• What is expected
Tally the lines below that contain the word "from", and give only that number.
-------- Items --------
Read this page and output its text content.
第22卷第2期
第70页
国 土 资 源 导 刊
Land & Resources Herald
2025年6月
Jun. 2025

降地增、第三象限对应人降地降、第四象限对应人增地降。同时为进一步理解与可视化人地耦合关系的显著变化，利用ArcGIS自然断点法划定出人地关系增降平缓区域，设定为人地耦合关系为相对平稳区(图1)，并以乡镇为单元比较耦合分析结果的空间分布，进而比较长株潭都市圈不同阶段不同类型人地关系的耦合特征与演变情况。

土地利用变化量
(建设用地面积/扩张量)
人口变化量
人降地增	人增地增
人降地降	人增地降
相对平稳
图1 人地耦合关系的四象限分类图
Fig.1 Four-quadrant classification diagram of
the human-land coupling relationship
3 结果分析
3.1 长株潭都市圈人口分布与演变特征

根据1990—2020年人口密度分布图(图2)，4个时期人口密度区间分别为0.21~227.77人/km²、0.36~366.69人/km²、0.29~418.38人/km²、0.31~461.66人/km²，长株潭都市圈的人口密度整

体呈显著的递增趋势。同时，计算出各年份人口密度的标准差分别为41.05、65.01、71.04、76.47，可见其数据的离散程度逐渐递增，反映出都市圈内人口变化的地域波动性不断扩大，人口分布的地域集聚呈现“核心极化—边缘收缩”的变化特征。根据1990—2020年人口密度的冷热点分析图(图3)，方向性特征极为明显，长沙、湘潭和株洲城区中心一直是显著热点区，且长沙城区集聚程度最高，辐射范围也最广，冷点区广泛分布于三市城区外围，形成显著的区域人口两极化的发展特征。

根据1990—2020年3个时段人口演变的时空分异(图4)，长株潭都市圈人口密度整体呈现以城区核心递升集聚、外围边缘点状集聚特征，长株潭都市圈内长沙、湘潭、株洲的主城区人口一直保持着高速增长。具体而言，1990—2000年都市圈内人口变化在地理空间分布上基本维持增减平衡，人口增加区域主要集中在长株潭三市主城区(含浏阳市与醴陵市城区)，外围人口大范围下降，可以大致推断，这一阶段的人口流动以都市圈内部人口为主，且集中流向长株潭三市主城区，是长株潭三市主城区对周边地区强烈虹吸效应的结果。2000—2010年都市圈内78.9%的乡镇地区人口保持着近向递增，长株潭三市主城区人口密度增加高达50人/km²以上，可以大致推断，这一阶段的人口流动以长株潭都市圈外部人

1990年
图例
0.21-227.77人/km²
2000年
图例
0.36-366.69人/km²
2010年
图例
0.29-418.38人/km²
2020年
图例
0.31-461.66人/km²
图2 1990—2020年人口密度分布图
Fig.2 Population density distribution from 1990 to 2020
--------
-------- Items --------
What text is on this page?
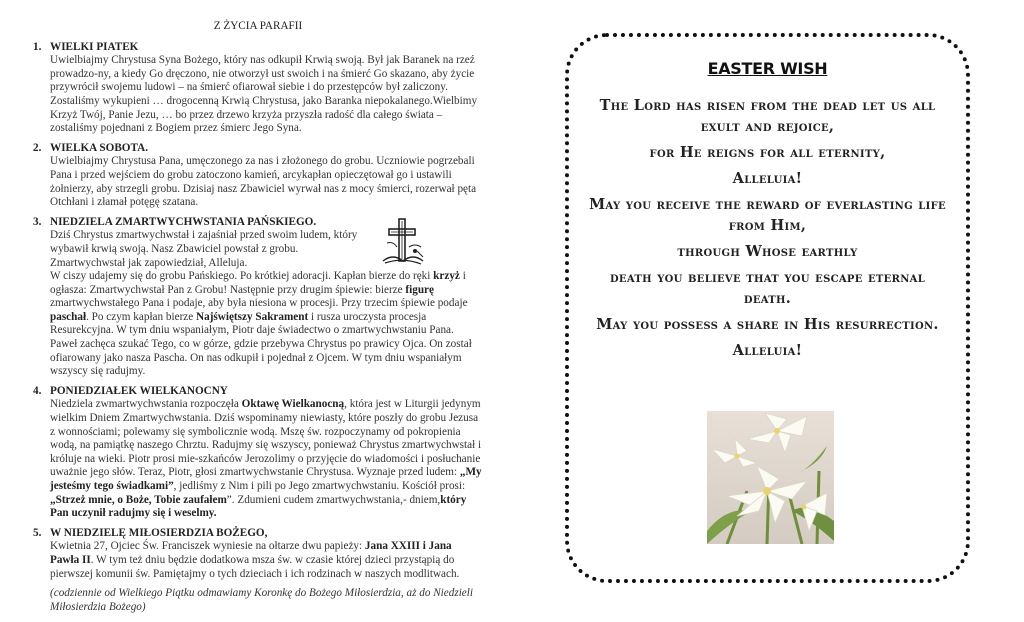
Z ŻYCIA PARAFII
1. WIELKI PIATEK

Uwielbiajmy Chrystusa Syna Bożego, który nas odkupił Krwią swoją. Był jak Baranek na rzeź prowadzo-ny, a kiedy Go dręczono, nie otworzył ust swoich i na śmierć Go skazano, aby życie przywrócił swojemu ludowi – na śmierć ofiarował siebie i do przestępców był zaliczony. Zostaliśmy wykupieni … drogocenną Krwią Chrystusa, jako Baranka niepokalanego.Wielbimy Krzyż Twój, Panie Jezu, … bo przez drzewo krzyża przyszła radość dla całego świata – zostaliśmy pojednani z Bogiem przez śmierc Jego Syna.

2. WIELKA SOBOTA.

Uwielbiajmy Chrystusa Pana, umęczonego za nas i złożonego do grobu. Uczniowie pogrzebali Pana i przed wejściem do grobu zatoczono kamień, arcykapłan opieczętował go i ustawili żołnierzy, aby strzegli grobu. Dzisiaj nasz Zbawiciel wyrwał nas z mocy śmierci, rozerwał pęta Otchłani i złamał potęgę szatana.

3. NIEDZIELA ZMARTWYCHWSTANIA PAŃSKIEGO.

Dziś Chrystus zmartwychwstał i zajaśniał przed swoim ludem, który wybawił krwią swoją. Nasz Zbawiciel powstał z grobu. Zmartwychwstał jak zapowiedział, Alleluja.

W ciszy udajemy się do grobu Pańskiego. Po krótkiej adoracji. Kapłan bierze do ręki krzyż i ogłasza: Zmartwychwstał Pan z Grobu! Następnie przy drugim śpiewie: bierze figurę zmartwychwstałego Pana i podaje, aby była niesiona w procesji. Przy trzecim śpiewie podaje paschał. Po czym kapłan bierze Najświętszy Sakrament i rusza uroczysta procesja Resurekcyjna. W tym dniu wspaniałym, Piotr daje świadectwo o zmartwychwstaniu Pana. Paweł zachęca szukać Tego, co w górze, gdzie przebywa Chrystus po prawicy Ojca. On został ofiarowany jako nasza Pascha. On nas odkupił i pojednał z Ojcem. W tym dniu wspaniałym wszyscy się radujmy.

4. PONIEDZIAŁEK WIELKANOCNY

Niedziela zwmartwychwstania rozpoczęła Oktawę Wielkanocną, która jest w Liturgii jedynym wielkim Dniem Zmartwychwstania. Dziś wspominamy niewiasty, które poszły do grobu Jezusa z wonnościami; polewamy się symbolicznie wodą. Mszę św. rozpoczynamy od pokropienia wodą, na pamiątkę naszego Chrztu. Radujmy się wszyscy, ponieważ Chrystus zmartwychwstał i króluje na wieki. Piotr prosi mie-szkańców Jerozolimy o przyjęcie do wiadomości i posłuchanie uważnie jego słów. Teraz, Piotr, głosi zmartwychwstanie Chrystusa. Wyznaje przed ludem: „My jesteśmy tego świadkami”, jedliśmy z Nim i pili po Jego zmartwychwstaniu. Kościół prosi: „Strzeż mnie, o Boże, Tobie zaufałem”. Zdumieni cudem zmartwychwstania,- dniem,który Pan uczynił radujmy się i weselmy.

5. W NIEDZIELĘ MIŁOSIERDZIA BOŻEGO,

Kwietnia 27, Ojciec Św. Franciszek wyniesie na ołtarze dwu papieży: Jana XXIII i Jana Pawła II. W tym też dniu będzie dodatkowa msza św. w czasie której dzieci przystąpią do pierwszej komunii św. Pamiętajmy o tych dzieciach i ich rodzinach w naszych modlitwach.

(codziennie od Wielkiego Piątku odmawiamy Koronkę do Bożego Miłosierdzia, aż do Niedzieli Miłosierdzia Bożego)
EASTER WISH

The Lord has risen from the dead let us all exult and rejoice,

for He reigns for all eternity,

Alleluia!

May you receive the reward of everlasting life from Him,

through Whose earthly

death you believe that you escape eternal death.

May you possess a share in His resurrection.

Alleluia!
--------
• Problem solution
3